BLOQUE DE TEXTO:
+++++

Por 21 de septiembre de 2013 Sin comentarios

Eder. Óleo de Irene Gracia

Eduardo Gil Bera

Un rasgo común de Riquer y García Calvo, los sabios recién finados, era su medular incomprensión de la poesía. Para ellos, se trataba de un arrumbe más o menos afortunado de sonsonetes. Carecían de la intuición oligoelemental de que la poesía es el arte del lenguaje elevado a su máxima ambición de satisfacer las necesidades morales e intelectuales: la palabra investida de todo su prestigio y armada de todo su poder para que la imaginación fecunde el pensamiento.
 
La poesía sólo existe desde que la humanidad dispuso de la escritura. Antes existía el canto, que en esencia es lo mismo, sí, pero no es igual. También existían el monumento funerario y la esencia del signo poético, pero la humanidad sin escritura no podía pasar de una satisfacción póetica alzheimeriana, que si nos ponemos radicales, es lo mismo, sí, pero no es igual. Era, a lo sumo, aquella imaginación tout à fait Anacreontique que Montaigne percibía en los cantos de los caníbales.

+++++

DETALLES DEL EJERCICIO: Según el texto sobre la poesía, ¿desde cuándo existe la poesía?

LISTADO PROPORCIONADO:
+++++

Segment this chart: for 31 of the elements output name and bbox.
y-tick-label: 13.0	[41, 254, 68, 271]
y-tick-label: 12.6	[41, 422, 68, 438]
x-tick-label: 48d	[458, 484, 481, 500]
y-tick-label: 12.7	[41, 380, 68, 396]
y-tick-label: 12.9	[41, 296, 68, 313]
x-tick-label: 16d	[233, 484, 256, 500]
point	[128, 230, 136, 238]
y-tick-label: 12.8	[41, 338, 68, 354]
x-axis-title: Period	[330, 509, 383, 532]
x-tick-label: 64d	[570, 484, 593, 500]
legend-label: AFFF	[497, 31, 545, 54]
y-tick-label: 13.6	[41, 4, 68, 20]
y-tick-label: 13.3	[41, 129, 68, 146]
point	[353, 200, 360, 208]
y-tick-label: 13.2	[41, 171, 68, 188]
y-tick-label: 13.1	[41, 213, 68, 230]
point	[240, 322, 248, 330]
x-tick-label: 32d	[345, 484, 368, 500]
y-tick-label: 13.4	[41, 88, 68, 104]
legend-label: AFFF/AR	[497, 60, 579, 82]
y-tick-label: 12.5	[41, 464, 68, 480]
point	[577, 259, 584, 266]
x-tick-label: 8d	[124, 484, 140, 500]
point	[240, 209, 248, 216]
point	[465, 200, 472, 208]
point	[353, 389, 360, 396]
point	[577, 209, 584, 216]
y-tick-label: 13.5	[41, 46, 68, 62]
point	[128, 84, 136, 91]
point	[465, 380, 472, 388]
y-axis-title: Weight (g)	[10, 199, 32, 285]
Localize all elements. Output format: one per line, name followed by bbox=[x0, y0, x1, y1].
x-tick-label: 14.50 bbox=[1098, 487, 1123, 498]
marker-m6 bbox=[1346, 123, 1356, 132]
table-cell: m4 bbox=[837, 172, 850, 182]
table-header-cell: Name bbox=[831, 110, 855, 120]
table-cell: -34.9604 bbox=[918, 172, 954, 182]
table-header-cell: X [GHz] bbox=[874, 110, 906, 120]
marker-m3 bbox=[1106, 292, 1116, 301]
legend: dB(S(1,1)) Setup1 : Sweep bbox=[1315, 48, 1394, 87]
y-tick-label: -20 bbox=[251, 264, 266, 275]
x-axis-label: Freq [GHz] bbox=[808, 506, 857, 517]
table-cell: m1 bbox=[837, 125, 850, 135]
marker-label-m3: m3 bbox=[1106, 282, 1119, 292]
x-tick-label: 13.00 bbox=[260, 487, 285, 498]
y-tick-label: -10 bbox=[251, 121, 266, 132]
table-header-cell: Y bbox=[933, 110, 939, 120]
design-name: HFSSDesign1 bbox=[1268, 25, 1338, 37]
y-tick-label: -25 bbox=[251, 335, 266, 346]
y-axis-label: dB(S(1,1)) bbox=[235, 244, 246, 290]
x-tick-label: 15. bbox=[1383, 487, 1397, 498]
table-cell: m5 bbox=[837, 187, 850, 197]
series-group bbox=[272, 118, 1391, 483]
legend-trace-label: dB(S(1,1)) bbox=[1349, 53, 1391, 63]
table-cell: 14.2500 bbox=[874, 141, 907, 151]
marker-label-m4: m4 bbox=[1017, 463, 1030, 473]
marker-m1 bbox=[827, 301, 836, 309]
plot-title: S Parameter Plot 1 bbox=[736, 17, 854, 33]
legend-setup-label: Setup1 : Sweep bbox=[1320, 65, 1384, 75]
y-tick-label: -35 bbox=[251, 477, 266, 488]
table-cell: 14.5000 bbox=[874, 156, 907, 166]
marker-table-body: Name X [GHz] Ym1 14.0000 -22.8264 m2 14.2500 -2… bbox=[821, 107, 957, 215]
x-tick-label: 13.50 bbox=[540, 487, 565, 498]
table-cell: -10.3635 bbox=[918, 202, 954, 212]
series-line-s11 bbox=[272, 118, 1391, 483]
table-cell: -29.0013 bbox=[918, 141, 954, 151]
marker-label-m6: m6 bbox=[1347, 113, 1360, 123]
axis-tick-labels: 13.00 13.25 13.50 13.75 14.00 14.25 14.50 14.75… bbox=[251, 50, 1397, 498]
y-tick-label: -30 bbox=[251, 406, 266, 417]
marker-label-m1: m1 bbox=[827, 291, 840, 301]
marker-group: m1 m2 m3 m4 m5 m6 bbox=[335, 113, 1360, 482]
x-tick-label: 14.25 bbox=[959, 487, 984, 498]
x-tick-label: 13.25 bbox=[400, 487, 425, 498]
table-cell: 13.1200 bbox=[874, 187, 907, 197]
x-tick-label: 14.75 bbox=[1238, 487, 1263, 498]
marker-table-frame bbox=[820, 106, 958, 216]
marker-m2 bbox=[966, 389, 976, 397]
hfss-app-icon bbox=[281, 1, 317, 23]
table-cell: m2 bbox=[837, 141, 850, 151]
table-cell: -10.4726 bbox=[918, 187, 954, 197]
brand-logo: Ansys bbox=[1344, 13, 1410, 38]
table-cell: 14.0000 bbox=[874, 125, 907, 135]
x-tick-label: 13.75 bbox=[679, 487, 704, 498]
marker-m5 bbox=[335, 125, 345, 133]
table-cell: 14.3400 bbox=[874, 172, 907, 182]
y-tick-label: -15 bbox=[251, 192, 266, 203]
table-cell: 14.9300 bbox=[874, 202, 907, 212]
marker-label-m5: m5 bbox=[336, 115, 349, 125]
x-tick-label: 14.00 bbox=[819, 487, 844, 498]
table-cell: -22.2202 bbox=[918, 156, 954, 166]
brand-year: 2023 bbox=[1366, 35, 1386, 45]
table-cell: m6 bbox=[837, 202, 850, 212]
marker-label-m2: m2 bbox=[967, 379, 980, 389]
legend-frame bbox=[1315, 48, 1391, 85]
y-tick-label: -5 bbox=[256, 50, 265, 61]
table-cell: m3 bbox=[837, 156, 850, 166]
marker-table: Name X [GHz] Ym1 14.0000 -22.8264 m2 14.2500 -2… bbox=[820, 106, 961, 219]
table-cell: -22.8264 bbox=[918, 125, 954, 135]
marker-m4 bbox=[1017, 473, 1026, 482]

+++++

RESPUESTA: Desde que la humanidad dispuso de la escritura.